• [INPUT FOR THIS TASK]

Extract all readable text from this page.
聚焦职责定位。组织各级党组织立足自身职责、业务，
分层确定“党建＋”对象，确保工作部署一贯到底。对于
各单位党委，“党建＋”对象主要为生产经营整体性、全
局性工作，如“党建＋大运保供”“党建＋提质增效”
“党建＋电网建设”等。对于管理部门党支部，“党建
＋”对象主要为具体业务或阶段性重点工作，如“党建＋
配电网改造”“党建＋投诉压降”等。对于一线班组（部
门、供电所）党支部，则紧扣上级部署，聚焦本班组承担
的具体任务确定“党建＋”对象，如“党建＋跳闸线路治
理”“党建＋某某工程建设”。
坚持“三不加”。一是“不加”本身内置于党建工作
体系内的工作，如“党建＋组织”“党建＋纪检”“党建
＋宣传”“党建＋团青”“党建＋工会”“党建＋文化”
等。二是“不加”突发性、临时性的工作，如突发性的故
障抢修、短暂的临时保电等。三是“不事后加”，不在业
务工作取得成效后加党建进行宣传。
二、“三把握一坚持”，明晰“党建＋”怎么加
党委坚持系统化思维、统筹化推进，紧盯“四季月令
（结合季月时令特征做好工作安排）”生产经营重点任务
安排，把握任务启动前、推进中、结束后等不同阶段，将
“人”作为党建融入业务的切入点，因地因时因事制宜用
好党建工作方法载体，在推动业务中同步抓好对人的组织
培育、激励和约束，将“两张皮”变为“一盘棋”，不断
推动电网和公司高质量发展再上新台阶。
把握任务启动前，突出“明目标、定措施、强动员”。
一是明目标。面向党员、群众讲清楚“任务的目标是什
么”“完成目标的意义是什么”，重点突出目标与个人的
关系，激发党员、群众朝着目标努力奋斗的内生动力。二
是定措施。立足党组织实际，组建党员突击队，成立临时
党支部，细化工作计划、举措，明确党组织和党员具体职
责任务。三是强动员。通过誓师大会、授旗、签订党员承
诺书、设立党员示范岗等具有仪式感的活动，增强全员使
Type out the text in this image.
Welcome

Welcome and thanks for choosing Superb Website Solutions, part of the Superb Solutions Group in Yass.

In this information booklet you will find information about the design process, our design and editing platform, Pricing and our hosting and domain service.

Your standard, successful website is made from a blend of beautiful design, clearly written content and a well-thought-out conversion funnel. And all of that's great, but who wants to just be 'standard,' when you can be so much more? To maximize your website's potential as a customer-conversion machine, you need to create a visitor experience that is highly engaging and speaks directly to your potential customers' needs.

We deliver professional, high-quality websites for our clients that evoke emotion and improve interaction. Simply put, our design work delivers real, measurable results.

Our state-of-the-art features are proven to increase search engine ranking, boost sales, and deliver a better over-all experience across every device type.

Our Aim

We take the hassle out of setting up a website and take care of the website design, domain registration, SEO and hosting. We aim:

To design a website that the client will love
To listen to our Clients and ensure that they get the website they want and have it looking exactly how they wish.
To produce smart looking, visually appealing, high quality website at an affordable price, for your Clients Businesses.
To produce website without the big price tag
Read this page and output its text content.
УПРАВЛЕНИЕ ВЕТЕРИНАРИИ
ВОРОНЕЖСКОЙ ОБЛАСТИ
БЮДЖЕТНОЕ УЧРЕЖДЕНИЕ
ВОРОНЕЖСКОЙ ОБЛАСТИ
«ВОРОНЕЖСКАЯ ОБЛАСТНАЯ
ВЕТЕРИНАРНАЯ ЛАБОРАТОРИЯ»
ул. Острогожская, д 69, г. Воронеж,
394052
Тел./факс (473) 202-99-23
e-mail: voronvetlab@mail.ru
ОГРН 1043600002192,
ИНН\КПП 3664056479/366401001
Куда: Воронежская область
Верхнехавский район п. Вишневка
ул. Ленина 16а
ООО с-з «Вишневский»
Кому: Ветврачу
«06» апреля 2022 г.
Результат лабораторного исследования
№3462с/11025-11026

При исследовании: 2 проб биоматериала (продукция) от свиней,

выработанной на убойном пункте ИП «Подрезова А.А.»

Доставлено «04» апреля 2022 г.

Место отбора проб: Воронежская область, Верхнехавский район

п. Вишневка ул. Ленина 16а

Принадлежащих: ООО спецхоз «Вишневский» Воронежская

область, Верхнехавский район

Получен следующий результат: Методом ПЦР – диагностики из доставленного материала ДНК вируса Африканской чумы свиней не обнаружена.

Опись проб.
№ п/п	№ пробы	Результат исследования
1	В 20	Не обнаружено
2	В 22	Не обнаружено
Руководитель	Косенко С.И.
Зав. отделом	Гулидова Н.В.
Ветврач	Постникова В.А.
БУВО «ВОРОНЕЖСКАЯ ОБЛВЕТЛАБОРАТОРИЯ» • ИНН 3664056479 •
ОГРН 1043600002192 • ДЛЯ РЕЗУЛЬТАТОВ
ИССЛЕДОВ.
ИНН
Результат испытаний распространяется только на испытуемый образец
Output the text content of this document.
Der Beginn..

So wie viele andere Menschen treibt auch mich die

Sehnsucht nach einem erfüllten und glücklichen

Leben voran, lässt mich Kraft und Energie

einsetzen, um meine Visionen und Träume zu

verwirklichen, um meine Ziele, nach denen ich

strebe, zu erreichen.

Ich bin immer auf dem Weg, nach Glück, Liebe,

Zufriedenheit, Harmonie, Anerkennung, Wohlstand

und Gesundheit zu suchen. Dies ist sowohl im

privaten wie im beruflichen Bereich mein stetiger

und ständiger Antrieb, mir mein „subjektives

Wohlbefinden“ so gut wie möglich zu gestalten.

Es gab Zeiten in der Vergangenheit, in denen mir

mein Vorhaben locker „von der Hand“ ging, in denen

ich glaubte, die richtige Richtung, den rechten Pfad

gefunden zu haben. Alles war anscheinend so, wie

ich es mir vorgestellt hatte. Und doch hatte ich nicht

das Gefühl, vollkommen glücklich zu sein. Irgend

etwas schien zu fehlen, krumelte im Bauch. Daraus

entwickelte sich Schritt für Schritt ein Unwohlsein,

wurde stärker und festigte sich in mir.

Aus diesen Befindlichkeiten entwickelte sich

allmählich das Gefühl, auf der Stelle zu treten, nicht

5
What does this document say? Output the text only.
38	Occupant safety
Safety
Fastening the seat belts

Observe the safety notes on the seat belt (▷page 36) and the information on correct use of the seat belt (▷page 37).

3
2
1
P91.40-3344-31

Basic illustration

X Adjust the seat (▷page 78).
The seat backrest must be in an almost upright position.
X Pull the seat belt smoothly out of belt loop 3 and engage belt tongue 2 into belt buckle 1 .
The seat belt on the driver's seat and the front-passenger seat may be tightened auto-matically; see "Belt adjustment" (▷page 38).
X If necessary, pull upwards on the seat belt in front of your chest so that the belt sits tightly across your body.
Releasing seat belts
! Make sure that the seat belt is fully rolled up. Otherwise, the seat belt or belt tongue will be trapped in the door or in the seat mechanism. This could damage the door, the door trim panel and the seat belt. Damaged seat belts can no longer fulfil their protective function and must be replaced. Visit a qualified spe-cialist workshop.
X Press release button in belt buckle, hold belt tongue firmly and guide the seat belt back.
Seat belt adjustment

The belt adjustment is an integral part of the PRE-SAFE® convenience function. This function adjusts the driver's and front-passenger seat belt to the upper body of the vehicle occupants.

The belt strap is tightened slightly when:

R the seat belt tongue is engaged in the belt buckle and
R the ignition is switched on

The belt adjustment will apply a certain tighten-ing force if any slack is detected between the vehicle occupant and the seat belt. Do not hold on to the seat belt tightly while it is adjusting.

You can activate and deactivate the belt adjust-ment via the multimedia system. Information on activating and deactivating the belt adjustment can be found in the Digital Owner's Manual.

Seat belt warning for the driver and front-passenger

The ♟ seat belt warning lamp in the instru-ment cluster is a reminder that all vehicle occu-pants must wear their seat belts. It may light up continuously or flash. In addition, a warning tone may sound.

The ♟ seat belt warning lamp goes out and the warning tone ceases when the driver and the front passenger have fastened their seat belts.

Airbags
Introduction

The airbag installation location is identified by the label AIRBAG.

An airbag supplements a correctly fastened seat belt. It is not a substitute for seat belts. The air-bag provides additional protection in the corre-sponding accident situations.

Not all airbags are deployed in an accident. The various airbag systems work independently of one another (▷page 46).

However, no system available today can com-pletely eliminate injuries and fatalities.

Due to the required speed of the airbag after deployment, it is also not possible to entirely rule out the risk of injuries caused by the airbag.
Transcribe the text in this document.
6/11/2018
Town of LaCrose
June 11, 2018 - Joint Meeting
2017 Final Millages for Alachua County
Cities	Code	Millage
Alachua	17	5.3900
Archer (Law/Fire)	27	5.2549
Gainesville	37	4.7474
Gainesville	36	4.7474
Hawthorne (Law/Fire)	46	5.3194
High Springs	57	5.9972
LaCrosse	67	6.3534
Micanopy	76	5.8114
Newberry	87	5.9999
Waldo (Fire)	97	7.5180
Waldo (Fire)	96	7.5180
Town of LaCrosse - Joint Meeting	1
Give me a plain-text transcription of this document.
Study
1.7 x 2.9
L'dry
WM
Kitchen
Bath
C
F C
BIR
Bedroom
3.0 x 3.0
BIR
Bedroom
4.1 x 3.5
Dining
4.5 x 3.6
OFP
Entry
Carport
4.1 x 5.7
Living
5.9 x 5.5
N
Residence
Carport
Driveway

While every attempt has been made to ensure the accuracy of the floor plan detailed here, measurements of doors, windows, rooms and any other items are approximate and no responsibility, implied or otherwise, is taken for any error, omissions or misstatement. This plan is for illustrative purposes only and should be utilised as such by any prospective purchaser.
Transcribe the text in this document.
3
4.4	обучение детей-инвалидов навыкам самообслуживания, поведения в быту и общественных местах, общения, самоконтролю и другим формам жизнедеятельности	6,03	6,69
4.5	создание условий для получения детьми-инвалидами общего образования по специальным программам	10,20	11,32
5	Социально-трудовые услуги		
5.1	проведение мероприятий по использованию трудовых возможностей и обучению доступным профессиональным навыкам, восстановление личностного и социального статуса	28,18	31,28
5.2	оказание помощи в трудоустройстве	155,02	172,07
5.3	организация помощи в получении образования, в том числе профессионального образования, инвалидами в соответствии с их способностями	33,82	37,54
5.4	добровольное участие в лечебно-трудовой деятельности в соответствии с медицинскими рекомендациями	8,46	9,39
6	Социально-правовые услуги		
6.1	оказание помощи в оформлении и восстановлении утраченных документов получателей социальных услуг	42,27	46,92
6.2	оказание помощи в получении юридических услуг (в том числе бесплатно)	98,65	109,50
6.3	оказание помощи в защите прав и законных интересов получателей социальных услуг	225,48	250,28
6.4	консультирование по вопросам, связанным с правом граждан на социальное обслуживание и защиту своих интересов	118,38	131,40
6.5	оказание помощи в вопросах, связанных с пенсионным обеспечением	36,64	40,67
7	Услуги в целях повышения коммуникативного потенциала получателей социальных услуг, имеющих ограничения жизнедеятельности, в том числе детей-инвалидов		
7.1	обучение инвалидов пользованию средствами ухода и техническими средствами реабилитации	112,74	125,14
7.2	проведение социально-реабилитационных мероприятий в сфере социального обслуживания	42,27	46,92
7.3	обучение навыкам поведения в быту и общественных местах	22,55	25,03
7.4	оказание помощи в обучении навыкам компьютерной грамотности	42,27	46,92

• [WHAT THE TASK REQUIRES] Only lines with "Joint" are wanted here; list each of them.

• [THE REPLY]
June 11, 2018 - Joint Meeting
Town of LaCrosse - Joint Meeting	1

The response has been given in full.